*WRITTEN TASK*: Reproduce all of the data exactly.

#### RECORDS TO USE ####

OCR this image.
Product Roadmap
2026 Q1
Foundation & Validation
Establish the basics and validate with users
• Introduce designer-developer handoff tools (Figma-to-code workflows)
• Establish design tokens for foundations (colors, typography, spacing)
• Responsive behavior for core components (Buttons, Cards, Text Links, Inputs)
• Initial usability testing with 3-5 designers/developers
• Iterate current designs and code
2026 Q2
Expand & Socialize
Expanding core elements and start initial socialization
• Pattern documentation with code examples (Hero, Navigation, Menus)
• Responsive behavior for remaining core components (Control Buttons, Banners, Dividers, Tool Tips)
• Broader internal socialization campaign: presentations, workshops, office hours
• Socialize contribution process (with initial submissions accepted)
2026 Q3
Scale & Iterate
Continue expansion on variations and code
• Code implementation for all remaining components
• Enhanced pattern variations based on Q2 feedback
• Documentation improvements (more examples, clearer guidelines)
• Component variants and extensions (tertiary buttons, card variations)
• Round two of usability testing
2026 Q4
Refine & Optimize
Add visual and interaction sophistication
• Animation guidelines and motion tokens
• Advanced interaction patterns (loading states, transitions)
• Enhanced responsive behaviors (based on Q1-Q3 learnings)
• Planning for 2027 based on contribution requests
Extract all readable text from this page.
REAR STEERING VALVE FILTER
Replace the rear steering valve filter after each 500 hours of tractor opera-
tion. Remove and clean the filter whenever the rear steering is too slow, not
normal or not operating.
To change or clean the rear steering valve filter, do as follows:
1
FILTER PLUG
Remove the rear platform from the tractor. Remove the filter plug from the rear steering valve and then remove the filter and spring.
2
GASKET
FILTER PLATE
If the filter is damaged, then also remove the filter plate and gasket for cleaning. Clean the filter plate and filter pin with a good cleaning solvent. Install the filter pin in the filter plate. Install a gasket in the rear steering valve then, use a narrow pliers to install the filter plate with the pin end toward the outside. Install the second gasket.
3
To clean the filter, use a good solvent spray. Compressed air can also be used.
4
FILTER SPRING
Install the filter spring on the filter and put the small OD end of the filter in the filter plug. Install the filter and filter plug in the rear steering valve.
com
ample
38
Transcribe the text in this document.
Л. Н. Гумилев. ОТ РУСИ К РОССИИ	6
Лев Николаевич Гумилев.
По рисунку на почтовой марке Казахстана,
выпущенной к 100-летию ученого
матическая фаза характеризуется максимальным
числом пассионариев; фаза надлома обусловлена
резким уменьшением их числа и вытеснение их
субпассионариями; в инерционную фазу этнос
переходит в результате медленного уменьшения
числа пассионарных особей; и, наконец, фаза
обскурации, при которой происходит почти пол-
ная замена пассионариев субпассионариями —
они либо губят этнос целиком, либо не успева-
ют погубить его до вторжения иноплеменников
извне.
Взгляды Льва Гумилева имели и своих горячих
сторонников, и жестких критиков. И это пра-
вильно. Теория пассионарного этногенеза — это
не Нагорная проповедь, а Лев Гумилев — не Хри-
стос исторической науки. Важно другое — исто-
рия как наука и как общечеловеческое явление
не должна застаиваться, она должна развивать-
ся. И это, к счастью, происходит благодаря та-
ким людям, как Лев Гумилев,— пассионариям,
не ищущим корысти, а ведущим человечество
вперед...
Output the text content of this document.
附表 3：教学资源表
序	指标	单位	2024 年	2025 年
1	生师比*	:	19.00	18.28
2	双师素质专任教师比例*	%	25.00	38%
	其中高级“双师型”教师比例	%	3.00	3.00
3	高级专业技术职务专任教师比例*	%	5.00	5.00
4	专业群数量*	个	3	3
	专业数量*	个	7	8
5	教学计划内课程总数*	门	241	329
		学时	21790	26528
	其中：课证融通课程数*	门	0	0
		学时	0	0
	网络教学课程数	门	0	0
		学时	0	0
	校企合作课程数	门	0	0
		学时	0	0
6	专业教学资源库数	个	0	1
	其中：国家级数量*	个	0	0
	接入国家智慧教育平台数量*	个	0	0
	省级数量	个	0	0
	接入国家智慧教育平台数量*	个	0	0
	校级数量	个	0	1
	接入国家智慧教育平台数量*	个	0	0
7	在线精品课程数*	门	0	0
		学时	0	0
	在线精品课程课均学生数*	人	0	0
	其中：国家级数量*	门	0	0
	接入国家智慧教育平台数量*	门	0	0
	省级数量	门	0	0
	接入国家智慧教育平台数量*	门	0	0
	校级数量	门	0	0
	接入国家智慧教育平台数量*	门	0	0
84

####

*THE RESULT*:
OCR this image.
Product Roadmap
2026 Q1
Foundation & Validation
Establish the basics and validate with users
• Introduce designer-developer handoff tools (Figma-to-code workflows)
• Establish design tokens for foundations (colors, typography, spacing)
• Responsive behavior for core components (Buttons, Cards, Text Links, Inputs)
• Initial usability testing with 3-5 designers/developers
• Iterate current designs and code
2026 Q2
Expand & Socialize
Expanding core elements and start initial socialization
• Pattern documentation with code examples (Hero, Navigation, Menus)
• Responsive behavior for remaining core components (Control Buttons, Banners, Dividers, Tool Tips)
• Broader internal socialization campaign: presentations, workshops, office hours
• Socialize contribution process (with initial submissions accepted)
2026 Q3
Scale & Iterate
Continue expansion on variations and code
• Code implementation for all remaining components
• Enhanced pattern variations based on Q2 feedback
• Documentation improvements (more examples, clearer guidelines)
• Component variants and extensions (tertiary buttons, card variations)
• Round two of usability testing
2026 Q4
Refine & Optimize
Add visual and interaction sophistication
• Animation guidelines and motion tokens
• Advanced interaction patterns (loading states, transitions)
• Enhanced responsive behaviors (based on Q1-Q3 learnings)
• Planning for 2027 based on contribution requests
Extract all readable text from this page.
REAR STEERING VALVE FILTER
Replace the rear steering valve filter after each 500 hours of tractor opera-
tion. Remove and clean the filter whenever the rear steering is too slow, not
normal or not operating.
To change or clean the rear steering valve filter, do as follows:
1
FILTER PLUG
Remove the rear platform from the tractor. Remove the filter plug from the rear steering valve and then remove the filter and spring.
2
GASKET
FILTER PLATE
If the filter is damaged, then also remove the filter plate and gasket for cleaning. Clean the filter plate and filter pin with a good cleaning solvent. Install the filter pin in the filter plate. Install a gasket in the rear steering valve then, use a narrow pliers to install the filter plate with the pin end toward the outside. Install the second gasket.
3
To clean the filter, use a good solvent spray. Compressed air can also be used.
4
FILTER SPRING
Install the filter spring on the filter and put the small OD end of the filter in the filter plug. Install the filter and filter plug in the rear steering valve.
com
ample
38
Transcribe the text in this document.
Л. Н. Гумилев. ОТ РУСИ К РОССИИ	6
Лев Николаевич Гумилев.
По рисунку на почтовой марке Казахстана,
выпущенной к 100-летию ученого
матическая фаза характеризуется максимальным
числом пассионариев; фаза надлома обусловлена
резким уменьшением их числа и вытеснение их
субпассионариями; в инерционную фазу этнос
переходит в результате медленного уменьшения
числа пассионарных особей; и, наконец, фаза
обскурации, при которой происходит почти пол-
ная замена пассионариев субпассионариями —
они либо губят этнос целиком, либо не успева-
ют погубить его до вторжения иноплеменников
извне.
Взгляды Льва Гумилева имели и своих горячих
сторонников, и жестких критиков. И это пра-
вильно. Теория пассионарного этногенеза — это
не Нагорная проповедь, а Лев Гумилев — не Хри-
стос исторической науки. Важно другое — исто-
рия как наука и как общечеловеческое явление
не должна застаиваться, она должна развивать-
ся. И это, к счастью, происходит благодаря та-
ким людям, как Лев Гумилев,— пассионариям,
не ищущим корысти, а ведущим человечество
вперед...
Output the text content of this document.
附表 3：教学资源表
序	指标	单位	2024 年	2025 年
1	生师比*	:	19.00	18.28
2	双师素质专任教师比例*	%	25.00	38%
	其中高级“双师型”教师比例	%	3.00	3.00
3	高级专业技术职务专任教师比例*	%	5.00	5.00
4	专业群数量*	个	3	3
	专业数量*	个	7	8
5	教学计划内课程总数*	门	241	329
		学时	21790	26528
	其中：课证融通课程数*	门	0	0
		学时	0	0
	网络教学课程数	门	0	0
		学时	0	0
	校企合作课程数	门	0	0
		学时	0	0
6	专业教学资源库数	个	0	1
	其中：国家级数量*	个	0	0
	接入国家智慧教育平台数量*	个	0	0
	省级数量	个	0	0
	接入国家智慧教育平台数量*	个	0	0
	校级数量	个	0	1
	接入国家智慧教育平台数量*	个	0	0
7	在线精品课程数*	门	0	0
		学时	0	0
	在线精品课程课均学生数*	人	0	0
	其中：国家级数量*	门	0	0
	接入国家智慧教育平台数量*	门	0	0
	省级数量	门	0	0
	接入国家智慧教育平台数量*	门	0	0
	校级数量	门	0	0
	接入国家智慧教育平台数量*	门	0	0
84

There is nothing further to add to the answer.